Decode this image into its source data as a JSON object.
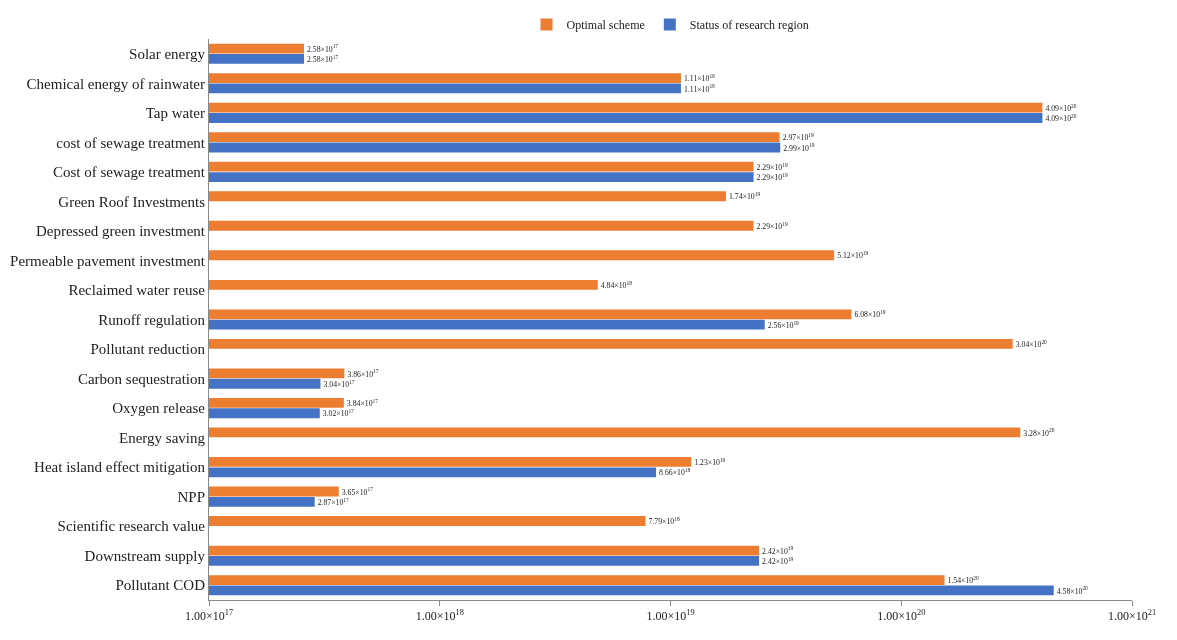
{
  "chart_data": {
    "type": "bar",
    "orientation": "horizontal",
    "log": "x",
    "legend": "top",
    "data_labels": true,
    "categories": [
      "Solar energy",
      "Chemical energy of rainwater",
      "Tap water",
      "cost of sewage treatment",
      "Cost of sewage treatment",
      "Green Roof Investments",
      "Depressed green investment",
      "Permeable pavement investment",
      "Reclaimed water reuse",
      "Runoff regulation",
      "Pollutant reduction",
      "Carbon sequestration",
      "Oxygen release",
      "Energy saving",
      "Heat island effect mitigation",
      "NPP",
      "Scientific research value",
      "Downstream supply",
      "Pollutant COD"
    ],
    "series": [
      {
        "name": "Optimal scheme",
        "color": "#ed7d31",
        "values": [
          2.58e+17,
          1.11e+19,
          4.09e+20,
          2.97e+19,
          2.29e+19,
          1.74e+19,
          2.29e+19,
          5.12e+19,
          4.84e+18,
          6.08e+19,
          3.04e+20,
          3.86e+17,
          3.84e+17,
          3.28e+20,
          1.23e+19,
          3.65e+17,
          7.79e+18,
          2.42e+19,
          1.54e+20
        ],
        "value_labels": [
          "2.58×10$^{17}$",
          "1.11×10$^{19}$",
          "4.09×10$^{20}$",
          "2.97×10$^{19}$",
          "2.29×10$^{19}$",
          "1.74×10$^{19}$",
          "2.29×10$^{19}$",
          "5.12×10$^{19}$",
          "4.84×10$^{18}$",
          "6.08×10$^{19}$",
          "3.04×10$^{20}$",
          "3.86×10$^{17}$",
          "3.84×10$^{17}$",
          "3.28×10$^{20}$",
          "1.23×10$^{19}$",
          "3.65×10$^{17}$",
          "7.79×10$^{18}$",
          "2.42×10$^{19}$",
          "1.54×10$^{20}$"
        ]
      },
      {
        "name": "Status of research region",
        "color": "#4472c4",
        "values": [
          2.58e+17,
          1.11e+19,
          4.09e+20,
          2.99e+19,
          2.29e+19,
          null,
          null,
          null,
          null,
          2.56e+19,
          null,
          3.04e+17,
          3.02e+17,
          null,
          8.66e+18,
          2.87e+17,
          null,
          2.42e+19,
          4.58e+20
        ],
        "value_labels": [
          "2.58×10$^{17}$",
          "1.11×10$^{19}$",
          "4.09×10$^{20}$",
          "2.99×10$^{19}$",
          "2.29×10$^{19}$",
          null,
          null,
          null,
          null,
          "2.56×10$^{19}$",
          null,
          "3.04×10$^{17}$",
          "3.02×10$^{17}$",
          null,
          "8.66×10$^{18}$",
          "2.87×10$^{17}$",
          null,
          "2.42×10$^{19}$",
          "4.58×10$^{20}$"
        ]
      }
    ],
    "xlim": [
      1e+17,
      1e+21
    ],
    "xticks": [
      {
        "value": 1e+17,
        "label": "1.00×10$^{17}$"
      },
      {
        "value": 1e+18,
        "label": "1.00×10$^{18}$"
      },
      {
        "value": 1e+19,
        "label": "1.00×10$^{19}$"
      },
      {
        "value": 1e+20,
        "label": "1.00×10$^{20}$"
      },
      {
        "value": 1e+21,
        "label": "1.00×10$^{21}$"
      }
    ]
  }
}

——————

Leave out the pictures and output every record above precisely as given.

Decode this image into its source data as a JSON object.
{
  "chart_data": {
    "type": "bar",
    "orientation": "horizontal",
    "log": "x",
    "legend": "top",
    "data_labels": true,
    "categories": [
      "Solar energy",
      "Chemical energy of rainwater",
      "Tap water",
      "cost of sewage treatment",
      "Cost of sewage treatment",
      "Green Roof Investments",
      "Depressed green investment",
      "Permeable pavement investment",
      "Reclaimed water reuse",
      "Runoff regulation",
      "Pollutant reduction",
      "Carbon sequestration",
      "Oxygen release",
      "Energy saving",
      "Heat island effect mitigation",
      "NPP",
      "Scientific research value",
      "Downstream supply",
      "Pollutant COD"
    ],
    "series": [
      {
        "name": "Optimal scheme",
        "color": "#ed7d31",
        "values": [
          2.58e+17,
          1.11e+19,
          4.09e+20,
          2.97e+19,
          2.29e+19,
          1.74e+19,
          2.29e+19,
          5.12e+19,
          4.84e+18,
          6.08e+19,
          3.04e+20,
          3.86e+17,
          3.84e+17,
          3.28e+20,
          1.23e+19,
          3.65e+17,
          7.79e+18,
          2.42e+19,
          1.54e+20
        ],
        "value_labels": [
          "2.58×10$^{17}$",
          "1.11×10$^{19}$",
          "4.09×10$^{20}$",
          "2.97×10$^{19}$",
          "2.29×10$^{19}$",
          "1.74×10$^{19}$",
          "2.29×10$^{19}$",
          "5.12×10$^{19}$",
          "4.84×10$^{18}$",
          "6.08×10$^{19}$",
          "3.04×10$^{20}$",
          "3.86×10$^{17}$",
          "3.84×10$^{17}$",
          "3.28×10$^{20}$",
          "1.23×10$^{19}$",
          "3.65×10$^{17}$",
          "7.79×10$^{18}$",
          "2.42×10$^{19}$",
          "1.54×10$^{20}$"
        ]
      },
      {
        "name": "Status of research region",
        "color": "#4472c4",
        "values": [
          2.58e+17,
          1.11e+19,
          4.09e+20,
          2.99e+19,
          2.29e+19,
          null,
          null,
          null,
          null,
          2.56e+19,
          null,
          3.04e+17,
          3.02e+17,
          null,
          8.66e+18,
          2.87e+17,
          null,
          2.42e+19,
          4.58e+20
        ],
        "value_labels": [
          "2.58×10$^{17}$",
          "1.11×10$^{19}$",
          "4.09×10$^{20}$",
          "2.99×10$^{19}$",
          "2.29×10$^{19}$",
          null,
          null,
          null,
          null,
          "2.56×10$^{19}$",
          null,
          "3.04×10$^{17}$",
          "3.02×10$^{17}$",
          null,
          "8.66×10$^{18}$",
          "2.87×10$^{17}$",
          null,
          "2.42×10$^{19}$",
          "4.58×10$^{20}$"
        ]
      }
    ],
    "xlim": [
      1e+17,
      1e+21
    ],
    "xticks": [
      {
        "value": 1e+17,
        "label": "1.00×10$^{17}$"
      },
      {
        "value": 1e+18,
        "label": "1.00×10$^{18}$"
      },
      {
        "value": 1e+19,
        "label": "1.00×10$^{19}$"
      },
      {
        "value": 1e+20,
        "label": "1.00×10$^{20}$"
      },
      {
        "value": 1e+21,
        "label": "1.00×10$^{21}$"
      }
    ]
  }
}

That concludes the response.